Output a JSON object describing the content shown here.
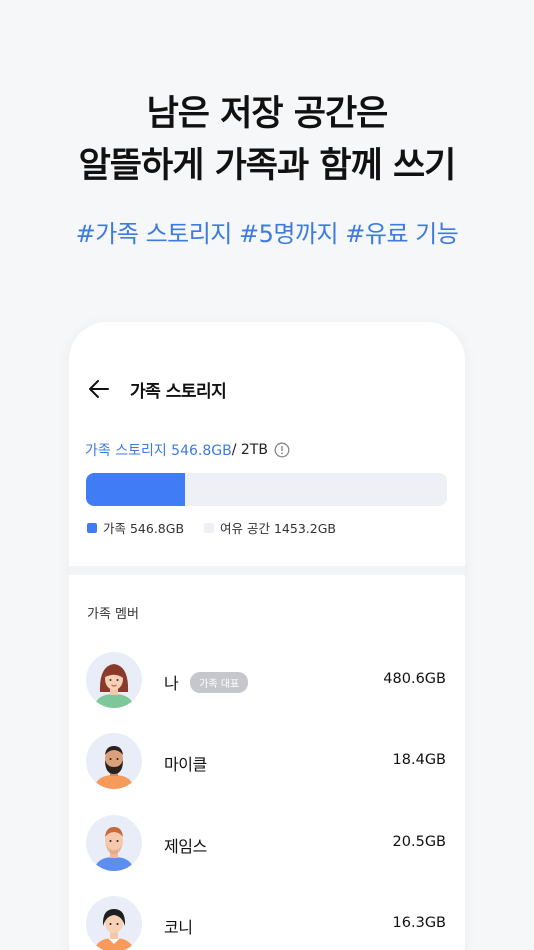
{
  "promo": {
    "headline_line1": "남은 저장 공간은",
    "headline_line2": "알뜰하게 가족과 함께 쓰기",
    "tags": "#가족 스토리지 #5명까지 #유료 기능"
  },
  "appbar": {
    "back_icon": "arrow-left-icon",
    "title": "가족 스토리지"
  },
  "storage": {
    "usage_label": "가족 스토리지 546.8GB",
    "total_label": " / 2TB",
    "info_icon": "info-icon",
    "used_fraction": 0.273,
    "bar_color": "#3f7cf5",
    "track_color": "#eef0f6",
    "legend": [
      {
        "label": "가족 546.8GB",
        "color": "#3f7cf5"
      },
      {
        "label": "여유 공간 1453.2GB",
        "color": "#eef0f6"
      }
    ]
  },
  "members_section": {
    "label": "가족 멤버",
    "members": [
      {
        "name": "나",
        "badge": "가족 대표",
        "size": "480.6GB",
        "avatar": "woman-avatar-icon"
      },
      {
        "name": "마이클",
        "badge": "",
        "size": "18.4GB",
        "avatar": "bearded-man-avatar-icon"
      },
      {
        "name": "제임스",
        "badge": "",
        "size": "20.5GB",
        "avatar": "man-avatar-icon"
      },
      {
        "name": "코니",
        "badge": "",
        "size": "16.3GB",
        "avatar": "girl-avatar-icon"
      }
    ]
  },
  "colors": {
    "accent": "#3d7be0",
    "background": "#f6f7f9"
  }
}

> _TASK DETAILS_: Reproduce the full listing faithfully, but do not carry over any pictures.

> _IN RESPONSE_:
Output a JSON object describing the content shown here.
{
  "promo": {
    "headline_line1": "남은 저장 공간은",
    "headline_line2": "알뜰하게 가족과 함께 쓰기",
    "tags": "#가족 스토리지 #5명까지 #유료 기능"
  },
  "appbar": {
    "back_icon": "arrow-left-icon",
    "title": "가족 스토리지"
  },
  "storage": {
    "usage_label": "가족 스토리지 546.8GB",
    "total_label": " / 2TB",
    "info_icon": "info-icon",
    "used_fraction": 0.273,
    "bar_color": "#3f7cf5",
    "track_color": "#eef0f6",
    "legend": [
      {
        "label": "가족 546.8GB",
        "color": "#3f7cf5"
      },
      {
        "label": "여유 공간 1453.2GB",
        "color": "#eef0f6"
      }
    ]
  },
  "members_section": {
    "label": "가족 멤버",
    "members": [
      {
        "name": "나",
        "badge": "가족 대표",
        "size": "480.6GB",
        "avatar": "woman-avatar-icon"
      },
      {
        "name": "마이클",
        "badge": "",
        "size": "18.4GB",
        "avatar": "bearded-man-avatar-icon"
      },
      {
        "name": "제임스",
        "badge": "",
        "size": "20.5GB",
        "avatar": "man-avatar-icon"
      },
      {
        "name": "코니",
        "badge": "",
        "size": "16.3GB",
        "avatar": "girl-avatar-icon"
      }
    ]
  },
  "colors": {
    "accent": "#3d7be0",
    "background": "#f6f7f9"
  }
}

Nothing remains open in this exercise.